# WORK TO BE COMPLETED:
Below, find each line holding "equipos" and state how many there are, using the number alone.

# DATA PROVIDED:
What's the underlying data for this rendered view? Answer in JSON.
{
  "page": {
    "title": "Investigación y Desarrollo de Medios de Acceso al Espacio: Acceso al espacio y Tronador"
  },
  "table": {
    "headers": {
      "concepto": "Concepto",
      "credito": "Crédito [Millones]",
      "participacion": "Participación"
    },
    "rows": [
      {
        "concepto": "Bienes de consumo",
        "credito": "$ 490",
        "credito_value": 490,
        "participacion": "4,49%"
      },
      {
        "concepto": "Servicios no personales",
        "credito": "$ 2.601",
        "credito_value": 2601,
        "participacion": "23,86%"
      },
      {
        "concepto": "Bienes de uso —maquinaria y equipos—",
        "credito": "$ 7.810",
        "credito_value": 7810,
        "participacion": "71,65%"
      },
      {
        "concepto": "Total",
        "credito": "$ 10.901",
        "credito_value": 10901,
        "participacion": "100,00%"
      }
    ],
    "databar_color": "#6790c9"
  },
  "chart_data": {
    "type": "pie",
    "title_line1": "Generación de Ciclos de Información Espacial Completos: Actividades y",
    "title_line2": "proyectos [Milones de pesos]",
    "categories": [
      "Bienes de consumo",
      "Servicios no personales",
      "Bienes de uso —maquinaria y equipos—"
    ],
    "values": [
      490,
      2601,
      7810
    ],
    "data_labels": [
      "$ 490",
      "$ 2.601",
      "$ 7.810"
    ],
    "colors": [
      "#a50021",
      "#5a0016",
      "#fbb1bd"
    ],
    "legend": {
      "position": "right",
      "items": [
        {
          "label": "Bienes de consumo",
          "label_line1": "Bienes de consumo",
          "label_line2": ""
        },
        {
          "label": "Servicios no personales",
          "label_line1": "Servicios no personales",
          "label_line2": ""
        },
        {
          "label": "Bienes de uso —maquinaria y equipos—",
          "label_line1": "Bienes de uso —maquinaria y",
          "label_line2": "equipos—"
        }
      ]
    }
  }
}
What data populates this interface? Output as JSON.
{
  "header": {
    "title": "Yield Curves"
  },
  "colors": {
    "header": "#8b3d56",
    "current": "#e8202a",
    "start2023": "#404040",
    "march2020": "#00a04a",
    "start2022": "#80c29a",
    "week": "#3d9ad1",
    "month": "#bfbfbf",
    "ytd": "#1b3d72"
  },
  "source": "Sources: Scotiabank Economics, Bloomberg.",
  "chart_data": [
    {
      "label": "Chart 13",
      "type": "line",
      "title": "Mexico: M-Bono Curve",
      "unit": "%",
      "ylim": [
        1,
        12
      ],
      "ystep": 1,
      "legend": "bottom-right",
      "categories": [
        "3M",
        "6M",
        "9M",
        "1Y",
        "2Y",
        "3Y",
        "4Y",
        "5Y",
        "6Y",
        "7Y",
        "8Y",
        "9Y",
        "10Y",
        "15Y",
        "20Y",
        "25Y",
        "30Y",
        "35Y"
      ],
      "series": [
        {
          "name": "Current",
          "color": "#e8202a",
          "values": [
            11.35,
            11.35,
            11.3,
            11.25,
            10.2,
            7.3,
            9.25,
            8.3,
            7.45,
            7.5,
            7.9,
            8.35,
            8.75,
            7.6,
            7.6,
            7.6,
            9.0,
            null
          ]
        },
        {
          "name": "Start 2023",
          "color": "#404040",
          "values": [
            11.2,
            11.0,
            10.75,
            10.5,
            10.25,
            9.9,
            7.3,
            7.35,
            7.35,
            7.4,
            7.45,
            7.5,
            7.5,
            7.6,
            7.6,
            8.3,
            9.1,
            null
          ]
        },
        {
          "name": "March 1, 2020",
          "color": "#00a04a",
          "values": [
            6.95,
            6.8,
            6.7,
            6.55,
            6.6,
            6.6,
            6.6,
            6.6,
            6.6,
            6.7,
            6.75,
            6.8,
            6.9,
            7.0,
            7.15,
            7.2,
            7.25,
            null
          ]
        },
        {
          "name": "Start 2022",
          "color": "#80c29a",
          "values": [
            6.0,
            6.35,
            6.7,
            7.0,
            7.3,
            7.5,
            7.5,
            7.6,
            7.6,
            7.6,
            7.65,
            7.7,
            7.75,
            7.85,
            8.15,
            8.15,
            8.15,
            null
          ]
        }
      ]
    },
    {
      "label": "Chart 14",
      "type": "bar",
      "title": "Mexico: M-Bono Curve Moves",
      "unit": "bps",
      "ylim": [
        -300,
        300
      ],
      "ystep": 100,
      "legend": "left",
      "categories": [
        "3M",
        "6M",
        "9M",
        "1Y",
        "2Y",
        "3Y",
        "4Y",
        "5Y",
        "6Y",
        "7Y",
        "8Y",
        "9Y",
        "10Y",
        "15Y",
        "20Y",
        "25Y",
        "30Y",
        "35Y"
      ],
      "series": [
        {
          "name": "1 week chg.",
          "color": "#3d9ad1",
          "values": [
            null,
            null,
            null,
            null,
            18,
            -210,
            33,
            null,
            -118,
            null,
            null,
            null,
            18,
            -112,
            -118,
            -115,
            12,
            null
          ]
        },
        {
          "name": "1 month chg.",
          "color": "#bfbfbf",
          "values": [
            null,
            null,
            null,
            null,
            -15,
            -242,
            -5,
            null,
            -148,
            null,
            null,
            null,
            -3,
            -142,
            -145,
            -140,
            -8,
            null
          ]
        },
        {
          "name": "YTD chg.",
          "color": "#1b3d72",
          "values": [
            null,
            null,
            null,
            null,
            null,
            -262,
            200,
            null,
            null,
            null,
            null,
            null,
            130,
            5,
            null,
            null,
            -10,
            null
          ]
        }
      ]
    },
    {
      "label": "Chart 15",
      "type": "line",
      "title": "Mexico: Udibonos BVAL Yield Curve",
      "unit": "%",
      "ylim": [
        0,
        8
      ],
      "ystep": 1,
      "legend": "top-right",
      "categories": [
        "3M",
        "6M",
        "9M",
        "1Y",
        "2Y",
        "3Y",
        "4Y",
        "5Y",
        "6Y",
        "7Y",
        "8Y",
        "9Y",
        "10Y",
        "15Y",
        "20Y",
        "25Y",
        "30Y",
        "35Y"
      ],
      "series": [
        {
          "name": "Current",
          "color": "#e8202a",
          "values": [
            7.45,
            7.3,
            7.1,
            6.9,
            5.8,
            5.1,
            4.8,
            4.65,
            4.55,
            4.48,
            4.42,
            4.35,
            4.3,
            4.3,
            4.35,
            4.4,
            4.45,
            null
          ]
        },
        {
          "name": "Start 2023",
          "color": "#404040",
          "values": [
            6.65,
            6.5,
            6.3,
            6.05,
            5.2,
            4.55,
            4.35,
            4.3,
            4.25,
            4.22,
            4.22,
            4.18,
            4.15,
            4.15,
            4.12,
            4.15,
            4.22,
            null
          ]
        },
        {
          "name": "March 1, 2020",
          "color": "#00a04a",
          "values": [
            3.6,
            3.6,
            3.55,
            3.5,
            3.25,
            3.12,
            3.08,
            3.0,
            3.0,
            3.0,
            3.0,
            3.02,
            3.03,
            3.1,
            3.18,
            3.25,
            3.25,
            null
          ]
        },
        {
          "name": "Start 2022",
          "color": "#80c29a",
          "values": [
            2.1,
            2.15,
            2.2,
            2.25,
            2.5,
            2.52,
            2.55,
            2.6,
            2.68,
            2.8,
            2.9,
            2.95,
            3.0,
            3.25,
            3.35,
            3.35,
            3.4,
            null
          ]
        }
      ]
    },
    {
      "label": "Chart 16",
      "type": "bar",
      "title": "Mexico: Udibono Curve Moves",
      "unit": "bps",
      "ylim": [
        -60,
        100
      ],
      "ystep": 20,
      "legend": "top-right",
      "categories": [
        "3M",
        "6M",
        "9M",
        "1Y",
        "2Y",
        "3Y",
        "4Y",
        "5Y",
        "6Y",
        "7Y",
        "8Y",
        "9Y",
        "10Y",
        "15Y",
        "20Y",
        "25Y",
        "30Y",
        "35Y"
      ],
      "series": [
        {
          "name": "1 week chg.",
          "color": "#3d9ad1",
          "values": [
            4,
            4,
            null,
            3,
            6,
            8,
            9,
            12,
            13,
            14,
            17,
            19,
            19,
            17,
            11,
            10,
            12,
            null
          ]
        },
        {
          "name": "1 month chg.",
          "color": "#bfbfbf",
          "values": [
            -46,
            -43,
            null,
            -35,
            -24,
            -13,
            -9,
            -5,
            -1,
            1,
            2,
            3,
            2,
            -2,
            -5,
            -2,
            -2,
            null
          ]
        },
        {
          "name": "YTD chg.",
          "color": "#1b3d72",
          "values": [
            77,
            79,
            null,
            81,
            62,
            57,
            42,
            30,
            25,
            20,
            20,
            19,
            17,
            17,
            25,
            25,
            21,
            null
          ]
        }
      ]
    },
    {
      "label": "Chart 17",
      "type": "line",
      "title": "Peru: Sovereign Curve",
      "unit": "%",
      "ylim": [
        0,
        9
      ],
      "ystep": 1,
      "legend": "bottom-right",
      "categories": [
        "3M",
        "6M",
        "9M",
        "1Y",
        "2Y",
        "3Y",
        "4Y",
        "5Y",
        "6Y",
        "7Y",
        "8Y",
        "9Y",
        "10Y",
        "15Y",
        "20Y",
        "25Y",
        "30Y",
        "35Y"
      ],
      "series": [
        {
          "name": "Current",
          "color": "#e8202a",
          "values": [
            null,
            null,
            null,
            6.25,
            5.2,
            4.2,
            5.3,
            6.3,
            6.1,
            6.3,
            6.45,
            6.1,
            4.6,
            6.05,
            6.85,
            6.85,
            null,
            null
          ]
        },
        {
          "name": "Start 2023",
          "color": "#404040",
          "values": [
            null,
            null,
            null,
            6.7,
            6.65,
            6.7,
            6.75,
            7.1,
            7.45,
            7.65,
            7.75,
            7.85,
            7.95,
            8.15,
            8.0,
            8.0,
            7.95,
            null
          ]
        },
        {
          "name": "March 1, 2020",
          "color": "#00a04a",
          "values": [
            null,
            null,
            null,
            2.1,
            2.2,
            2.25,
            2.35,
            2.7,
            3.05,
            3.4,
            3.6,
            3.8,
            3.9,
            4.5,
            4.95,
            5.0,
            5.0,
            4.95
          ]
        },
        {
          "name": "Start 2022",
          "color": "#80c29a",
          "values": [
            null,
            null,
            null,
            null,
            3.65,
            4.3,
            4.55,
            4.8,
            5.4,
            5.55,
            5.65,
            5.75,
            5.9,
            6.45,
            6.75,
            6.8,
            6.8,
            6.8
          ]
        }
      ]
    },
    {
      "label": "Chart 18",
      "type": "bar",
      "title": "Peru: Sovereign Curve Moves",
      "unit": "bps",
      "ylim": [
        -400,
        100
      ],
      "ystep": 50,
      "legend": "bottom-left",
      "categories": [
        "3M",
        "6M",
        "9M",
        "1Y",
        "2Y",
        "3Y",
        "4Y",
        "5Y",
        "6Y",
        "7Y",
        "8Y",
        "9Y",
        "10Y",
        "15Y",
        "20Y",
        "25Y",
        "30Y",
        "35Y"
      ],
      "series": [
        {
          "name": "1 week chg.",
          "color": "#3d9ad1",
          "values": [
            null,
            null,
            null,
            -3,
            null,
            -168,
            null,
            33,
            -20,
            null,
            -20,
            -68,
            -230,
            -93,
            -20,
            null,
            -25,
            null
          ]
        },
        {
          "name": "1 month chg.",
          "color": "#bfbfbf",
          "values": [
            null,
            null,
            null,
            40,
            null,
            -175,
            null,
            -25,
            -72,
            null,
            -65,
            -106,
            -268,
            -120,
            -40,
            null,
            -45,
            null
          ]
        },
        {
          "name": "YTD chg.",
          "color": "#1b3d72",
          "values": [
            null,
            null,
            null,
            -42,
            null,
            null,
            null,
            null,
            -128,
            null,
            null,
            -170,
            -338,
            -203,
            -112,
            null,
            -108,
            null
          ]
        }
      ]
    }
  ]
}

# SOLUTION TO THIS EXERCISE:
4